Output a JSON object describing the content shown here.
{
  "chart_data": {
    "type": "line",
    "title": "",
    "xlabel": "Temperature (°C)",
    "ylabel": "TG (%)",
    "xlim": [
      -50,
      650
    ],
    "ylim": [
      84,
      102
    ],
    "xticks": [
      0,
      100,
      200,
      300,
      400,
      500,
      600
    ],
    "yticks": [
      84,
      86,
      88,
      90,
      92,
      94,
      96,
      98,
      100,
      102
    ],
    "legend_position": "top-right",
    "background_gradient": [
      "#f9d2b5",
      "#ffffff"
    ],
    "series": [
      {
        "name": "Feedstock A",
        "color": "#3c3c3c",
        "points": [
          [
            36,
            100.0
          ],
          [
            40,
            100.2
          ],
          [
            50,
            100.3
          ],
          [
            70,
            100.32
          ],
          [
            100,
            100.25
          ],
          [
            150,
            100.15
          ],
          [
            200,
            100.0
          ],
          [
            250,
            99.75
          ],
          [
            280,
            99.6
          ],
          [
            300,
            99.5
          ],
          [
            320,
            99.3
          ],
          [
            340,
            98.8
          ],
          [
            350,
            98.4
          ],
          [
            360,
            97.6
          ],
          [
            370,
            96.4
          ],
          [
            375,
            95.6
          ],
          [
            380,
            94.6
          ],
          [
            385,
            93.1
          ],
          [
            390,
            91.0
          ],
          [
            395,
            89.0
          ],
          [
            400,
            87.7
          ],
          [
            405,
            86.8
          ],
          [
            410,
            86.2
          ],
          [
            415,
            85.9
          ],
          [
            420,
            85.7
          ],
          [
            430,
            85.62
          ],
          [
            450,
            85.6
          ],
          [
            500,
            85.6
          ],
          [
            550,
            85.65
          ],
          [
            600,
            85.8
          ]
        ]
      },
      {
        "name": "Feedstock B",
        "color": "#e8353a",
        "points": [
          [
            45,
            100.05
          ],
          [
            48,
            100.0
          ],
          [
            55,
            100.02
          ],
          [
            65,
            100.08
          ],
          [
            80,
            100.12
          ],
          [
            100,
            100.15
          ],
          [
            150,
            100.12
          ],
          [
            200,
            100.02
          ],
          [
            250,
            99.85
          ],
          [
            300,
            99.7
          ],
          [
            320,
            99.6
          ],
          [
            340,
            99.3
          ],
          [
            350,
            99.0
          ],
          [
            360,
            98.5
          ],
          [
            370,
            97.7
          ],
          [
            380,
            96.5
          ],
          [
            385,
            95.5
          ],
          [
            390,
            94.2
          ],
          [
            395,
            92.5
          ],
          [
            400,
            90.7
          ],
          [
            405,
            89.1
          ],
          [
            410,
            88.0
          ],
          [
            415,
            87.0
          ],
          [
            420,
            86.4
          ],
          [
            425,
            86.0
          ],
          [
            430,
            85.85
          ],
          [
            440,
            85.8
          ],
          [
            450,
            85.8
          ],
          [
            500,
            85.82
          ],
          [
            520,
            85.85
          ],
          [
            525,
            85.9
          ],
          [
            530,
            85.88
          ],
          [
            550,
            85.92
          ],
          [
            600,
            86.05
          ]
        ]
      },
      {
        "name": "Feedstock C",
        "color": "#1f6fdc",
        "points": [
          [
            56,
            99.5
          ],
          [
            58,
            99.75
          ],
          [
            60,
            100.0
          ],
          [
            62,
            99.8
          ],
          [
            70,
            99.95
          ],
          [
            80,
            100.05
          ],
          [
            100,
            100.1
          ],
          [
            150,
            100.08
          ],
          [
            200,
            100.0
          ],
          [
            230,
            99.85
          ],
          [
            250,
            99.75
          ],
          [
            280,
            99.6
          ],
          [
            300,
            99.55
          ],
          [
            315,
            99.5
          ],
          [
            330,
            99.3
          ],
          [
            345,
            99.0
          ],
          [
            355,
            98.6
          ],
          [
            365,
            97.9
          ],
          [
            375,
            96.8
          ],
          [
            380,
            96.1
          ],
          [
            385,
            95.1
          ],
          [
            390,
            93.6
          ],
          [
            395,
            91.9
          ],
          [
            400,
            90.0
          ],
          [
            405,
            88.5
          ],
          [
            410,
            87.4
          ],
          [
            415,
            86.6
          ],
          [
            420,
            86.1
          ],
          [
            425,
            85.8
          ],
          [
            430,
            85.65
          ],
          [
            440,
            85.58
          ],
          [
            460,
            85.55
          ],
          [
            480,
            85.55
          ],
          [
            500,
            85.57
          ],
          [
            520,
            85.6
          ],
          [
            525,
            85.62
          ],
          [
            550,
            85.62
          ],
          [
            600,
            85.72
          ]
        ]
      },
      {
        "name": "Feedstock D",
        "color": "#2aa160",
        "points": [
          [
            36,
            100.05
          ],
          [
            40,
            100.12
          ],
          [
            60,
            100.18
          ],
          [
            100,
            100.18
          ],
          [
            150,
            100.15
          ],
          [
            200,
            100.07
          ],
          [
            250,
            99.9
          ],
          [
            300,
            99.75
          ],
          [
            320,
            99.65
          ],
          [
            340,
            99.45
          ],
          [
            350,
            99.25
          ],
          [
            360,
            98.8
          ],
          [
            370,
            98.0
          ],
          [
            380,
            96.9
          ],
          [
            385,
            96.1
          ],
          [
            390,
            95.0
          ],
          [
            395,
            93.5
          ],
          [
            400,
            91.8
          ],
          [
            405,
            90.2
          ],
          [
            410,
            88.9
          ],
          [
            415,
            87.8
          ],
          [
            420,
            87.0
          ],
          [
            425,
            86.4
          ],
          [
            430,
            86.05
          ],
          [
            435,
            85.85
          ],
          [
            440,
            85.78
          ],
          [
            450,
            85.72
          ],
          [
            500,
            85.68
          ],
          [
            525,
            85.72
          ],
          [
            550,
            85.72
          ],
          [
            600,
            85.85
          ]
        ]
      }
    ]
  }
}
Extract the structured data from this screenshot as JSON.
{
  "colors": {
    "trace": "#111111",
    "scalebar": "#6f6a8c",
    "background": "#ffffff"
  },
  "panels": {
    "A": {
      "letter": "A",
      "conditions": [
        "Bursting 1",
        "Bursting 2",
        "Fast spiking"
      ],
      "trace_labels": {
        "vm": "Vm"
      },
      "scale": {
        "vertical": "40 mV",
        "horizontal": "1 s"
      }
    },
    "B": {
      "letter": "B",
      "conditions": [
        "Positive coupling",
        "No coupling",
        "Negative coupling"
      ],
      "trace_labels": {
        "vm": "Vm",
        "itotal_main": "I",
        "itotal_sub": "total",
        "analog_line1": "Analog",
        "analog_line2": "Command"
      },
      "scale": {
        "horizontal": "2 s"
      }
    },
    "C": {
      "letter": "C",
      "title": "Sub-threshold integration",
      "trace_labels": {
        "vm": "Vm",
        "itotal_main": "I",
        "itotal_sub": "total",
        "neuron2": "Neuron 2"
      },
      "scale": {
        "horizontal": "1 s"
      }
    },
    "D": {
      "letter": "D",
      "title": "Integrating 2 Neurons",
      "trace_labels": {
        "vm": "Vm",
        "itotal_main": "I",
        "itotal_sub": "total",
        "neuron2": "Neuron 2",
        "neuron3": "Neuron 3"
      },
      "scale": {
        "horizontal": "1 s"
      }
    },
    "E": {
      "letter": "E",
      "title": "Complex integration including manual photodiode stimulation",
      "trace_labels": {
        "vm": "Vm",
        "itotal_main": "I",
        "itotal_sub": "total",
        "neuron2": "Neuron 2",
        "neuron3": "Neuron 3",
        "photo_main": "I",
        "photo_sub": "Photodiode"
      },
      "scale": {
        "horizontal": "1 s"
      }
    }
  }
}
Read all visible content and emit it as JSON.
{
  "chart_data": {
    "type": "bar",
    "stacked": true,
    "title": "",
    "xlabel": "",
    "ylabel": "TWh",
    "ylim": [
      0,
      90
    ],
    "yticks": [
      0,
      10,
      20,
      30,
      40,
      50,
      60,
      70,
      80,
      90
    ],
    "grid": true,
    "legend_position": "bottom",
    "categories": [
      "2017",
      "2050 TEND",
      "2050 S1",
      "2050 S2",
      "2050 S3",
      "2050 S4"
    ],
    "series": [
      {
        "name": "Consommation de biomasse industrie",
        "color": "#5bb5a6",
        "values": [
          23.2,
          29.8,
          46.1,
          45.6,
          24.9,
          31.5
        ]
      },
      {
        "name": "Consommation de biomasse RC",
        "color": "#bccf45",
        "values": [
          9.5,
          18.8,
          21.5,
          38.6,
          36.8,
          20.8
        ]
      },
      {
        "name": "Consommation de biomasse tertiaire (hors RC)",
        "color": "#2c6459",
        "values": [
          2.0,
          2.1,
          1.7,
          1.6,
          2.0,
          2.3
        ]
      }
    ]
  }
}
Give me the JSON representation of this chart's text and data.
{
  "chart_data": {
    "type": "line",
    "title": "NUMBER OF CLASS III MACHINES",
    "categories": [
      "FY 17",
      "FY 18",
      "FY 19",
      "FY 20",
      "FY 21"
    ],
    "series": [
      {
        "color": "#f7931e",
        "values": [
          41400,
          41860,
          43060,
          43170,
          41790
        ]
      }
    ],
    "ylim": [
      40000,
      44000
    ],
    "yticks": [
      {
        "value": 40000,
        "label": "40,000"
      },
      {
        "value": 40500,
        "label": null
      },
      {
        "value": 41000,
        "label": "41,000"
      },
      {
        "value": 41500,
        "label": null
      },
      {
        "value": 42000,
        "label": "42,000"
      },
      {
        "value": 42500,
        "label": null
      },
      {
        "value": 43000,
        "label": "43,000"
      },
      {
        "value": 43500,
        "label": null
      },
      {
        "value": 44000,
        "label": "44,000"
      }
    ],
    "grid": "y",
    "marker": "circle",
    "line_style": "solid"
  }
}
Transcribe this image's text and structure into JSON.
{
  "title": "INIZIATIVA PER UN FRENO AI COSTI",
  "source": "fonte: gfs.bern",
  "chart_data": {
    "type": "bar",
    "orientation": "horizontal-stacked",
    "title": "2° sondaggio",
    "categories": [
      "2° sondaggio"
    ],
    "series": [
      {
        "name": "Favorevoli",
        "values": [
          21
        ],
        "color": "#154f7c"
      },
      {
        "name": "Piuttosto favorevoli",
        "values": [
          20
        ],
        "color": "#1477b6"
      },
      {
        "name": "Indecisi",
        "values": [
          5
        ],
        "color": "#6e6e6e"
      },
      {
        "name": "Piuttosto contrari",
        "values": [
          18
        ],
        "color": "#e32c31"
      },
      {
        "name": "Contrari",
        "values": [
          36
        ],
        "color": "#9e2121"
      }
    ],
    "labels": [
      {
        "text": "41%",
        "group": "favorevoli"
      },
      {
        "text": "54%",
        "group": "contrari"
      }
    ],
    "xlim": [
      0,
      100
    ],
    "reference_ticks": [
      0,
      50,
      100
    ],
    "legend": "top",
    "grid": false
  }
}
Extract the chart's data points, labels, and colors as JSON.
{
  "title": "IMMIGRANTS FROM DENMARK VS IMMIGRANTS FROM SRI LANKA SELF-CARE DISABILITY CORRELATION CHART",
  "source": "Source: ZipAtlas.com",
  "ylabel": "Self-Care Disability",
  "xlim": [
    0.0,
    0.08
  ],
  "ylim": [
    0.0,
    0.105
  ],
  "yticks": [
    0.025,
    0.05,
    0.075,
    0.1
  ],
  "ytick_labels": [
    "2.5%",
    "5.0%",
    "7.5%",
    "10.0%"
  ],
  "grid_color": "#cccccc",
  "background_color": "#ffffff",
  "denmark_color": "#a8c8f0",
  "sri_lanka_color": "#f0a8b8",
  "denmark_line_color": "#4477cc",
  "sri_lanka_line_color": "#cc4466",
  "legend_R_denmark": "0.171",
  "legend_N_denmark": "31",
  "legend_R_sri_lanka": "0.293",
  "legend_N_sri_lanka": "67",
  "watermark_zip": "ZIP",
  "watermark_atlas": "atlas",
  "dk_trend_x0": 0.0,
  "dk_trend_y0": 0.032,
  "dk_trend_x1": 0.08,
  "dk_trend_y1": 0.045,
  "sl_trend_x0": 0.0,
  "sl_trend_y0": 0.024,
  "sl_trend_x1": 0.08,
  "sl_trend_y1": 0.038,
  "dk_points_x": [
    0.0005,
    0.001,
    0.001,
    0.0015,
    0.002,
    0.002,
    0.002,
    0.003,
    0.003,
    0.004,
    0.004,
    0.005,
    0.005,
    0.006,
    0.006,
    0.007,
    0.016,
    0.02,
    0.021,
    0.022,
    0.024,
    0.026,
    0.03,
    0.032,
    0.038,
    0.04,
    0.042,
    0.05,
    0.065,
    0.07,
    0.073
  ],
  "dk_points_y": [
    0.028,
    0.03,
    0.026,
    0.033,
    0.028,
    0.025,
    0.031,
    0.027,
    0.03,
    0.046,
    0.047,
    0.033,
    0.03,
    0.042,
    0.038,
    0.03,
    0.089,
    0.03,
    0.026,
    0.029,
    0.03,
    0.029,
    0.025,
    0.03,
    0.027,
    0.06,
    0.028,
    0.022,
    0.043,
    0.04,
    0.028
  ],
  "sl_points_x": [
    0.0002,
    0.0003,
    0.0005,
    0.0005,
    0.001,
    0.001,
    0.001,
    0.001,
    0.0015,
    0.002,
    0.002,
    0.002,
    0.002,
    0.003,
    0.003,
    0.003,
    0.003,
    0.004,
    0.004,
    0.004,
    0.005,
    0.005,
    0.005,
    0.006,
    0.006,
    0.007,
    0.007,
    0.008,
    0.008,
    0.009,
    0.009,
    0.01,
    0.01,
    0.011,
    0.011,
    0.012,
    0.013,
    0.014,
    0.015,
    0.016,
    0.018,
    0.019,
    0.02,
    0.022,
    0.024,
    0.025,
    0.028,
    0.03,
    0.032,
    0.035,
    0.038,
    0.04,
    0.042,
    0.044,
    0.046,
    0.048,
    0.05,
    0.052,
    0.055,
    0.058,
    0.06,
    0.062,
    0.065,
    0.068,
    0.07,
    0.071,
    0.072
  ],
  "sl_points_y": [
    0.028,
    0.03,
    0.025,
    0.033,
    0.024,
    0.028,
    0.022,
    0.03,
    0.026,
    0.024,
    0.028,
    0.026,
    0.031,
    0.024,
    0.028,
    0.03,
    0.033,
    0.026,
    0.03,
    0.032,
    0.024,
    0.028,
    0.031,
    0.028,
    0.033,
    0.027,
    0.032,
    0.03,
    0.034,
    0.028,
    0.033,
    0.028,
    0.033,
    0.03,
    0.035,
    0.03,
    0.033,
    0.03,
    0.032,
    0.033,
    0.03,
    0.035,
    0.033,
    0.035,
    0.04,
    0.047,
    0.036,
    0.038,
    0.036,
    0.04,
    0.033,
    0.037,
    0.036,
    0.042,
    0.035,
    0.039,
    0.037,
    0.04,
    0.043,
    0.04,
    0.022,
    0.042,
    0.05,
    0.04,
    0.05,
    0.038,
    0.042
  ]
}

++++++

# TASK
Search the listing for the string "letter". Copy each line where it turns up.

# RIGHT ANSWER
      "letter": "A",
      "letter": "B",
      "letter": "C",
      "letter": "D",
      "letter": "E",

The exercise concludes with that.